Set task
Each entry must be reproduced precisely as it stands.

Dataset records
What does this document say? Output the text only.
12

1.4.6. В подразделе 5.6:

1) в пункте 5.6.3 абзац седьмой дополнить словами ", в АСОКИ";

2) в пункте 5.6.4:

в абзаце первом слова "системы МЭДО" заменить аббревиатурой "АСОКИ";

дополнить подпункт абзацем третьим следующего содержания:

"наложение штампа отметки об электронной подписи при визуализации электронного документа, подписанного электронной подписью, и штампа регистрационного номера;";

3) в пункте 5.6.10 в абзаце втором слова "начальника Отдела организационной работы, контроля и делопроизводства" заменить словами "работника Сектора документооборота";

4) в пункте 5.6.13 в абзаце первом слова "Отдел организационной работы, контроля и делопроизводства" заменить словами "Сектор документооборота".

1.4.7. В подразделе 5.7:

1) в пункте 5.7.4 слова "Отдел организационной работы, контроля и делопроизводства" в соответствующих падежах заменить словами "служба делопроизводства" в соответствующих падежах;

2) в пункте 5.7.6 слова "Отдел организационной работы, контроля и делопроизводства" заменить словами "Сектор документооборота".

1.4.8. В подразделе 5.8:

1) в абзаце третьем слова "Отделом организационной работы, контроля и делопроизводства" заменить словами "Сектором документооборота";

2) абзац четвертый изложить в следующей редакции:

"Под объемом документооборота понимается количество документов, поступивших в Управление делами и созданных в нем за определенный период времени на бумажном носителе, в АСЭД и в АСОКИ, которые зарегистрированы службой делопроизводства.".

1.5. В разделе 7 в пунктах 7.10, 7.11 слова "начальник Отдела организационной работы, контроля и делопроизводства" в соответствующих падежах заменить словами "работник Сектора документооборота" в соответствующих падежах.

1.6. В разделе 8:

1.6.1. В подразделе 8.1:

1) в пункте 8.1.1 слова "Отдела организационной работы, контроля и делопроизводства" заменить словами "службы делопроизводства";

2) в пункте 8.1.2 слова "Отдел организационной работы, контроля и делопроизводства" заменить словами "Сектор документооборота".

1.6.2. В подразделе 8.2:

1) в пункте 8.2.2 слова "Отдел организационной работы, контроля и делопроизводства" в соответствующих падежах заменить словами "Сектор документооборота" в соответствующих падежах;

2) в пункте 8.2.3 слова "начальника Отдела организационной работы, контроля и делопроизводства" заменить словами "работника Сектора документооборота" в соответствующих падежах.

Full answer
What does this document say? Output the text only.
12

1.4.6. В подразделе 5.6:

1) в пункте 5.6.3 абзац седьмой дополнить словами ", в АСОКИ";

2) в пункте 5.6.4:

в абзаце первом слова "системы МЭДО" заменить аббревиатурой "АСОКИ";

дополнить подпункт абзацем третьим следующего содержания:

"наложение штампа отметки об электронной подписи при визуализации электронного документа, подписанного электронной подписью, и штампа регистрационного номера;";

3) в пункте 5.6.10 в абзаце втором слова "начальника Отдела организационной работы, контроля и делопроизводства" заменить словами "работника Сектора документооборота";

4) в пункте 5.6.13 в абзаце первом слова "Отдел организационной работы, контроля и делопроизводства" заменить словами "Сектор документооборота".

1.4.7. В подразделе 5.7:

1) в пункте 5.7.4 слова "Отдел организационной работы, контроля и делопроизводства" в соответствующих падежах заменить словами "служба делопроизводства" в соответствующих падежах;

2) в пункте 5.7.6 слова "Отдел организационной работы, контроля и делопроизводства" заменить словами "Сектор документооборота".

1.4.8. В подразделе 5.8:

1) в абзаце третьем слова "Отделом организационной работы, контроля и делопроизводства" заменить словами "Сектором документооборота";

2) абзац четвертый изложить в следующей редакции:

"Под объемом документооборота понимается количество документов, поступивших в Управление делами и созданных в нем за определенный период времени на бумажном носителе, в АСЭД и в АСОКИ, которые зарегистрированы службой делопроизводства.".

1.5. В разделе 7 в пунктах 7.10, 7.11 слова "начальник Отдела организационной работы, контроля и делопроизводства" в соответствующих падежах заменить словами "работник Сектора документооборота" в соответствующих падежах.

1.6. В разделе 8:

1.6.1. В подразделе 8.1:

1) в пункте 8.1.1 слова "Отдела организационной работы, контроля и делопроизводства" заменить словами "службы делопроизводства";

2) в пункте 8.1.2 слова "Отдел организационной работы, контроля и делопроизводства" заменить словами "Сектор документооборота".

1.6.2. В подразделе 8.2:

1) в пункте 8.2.2 слова "Отдел организационной работы, контроля и делопроизводства" в соответствующих падежах заменить словами "Сектор документооборота" в соответствующих падежах;

2) в пункте 8.2.3 слова "начальника Отдела организационной работы, контроля и делопроизводства" заменить словами "работника Сектора документооборота" в соответствующих падежах.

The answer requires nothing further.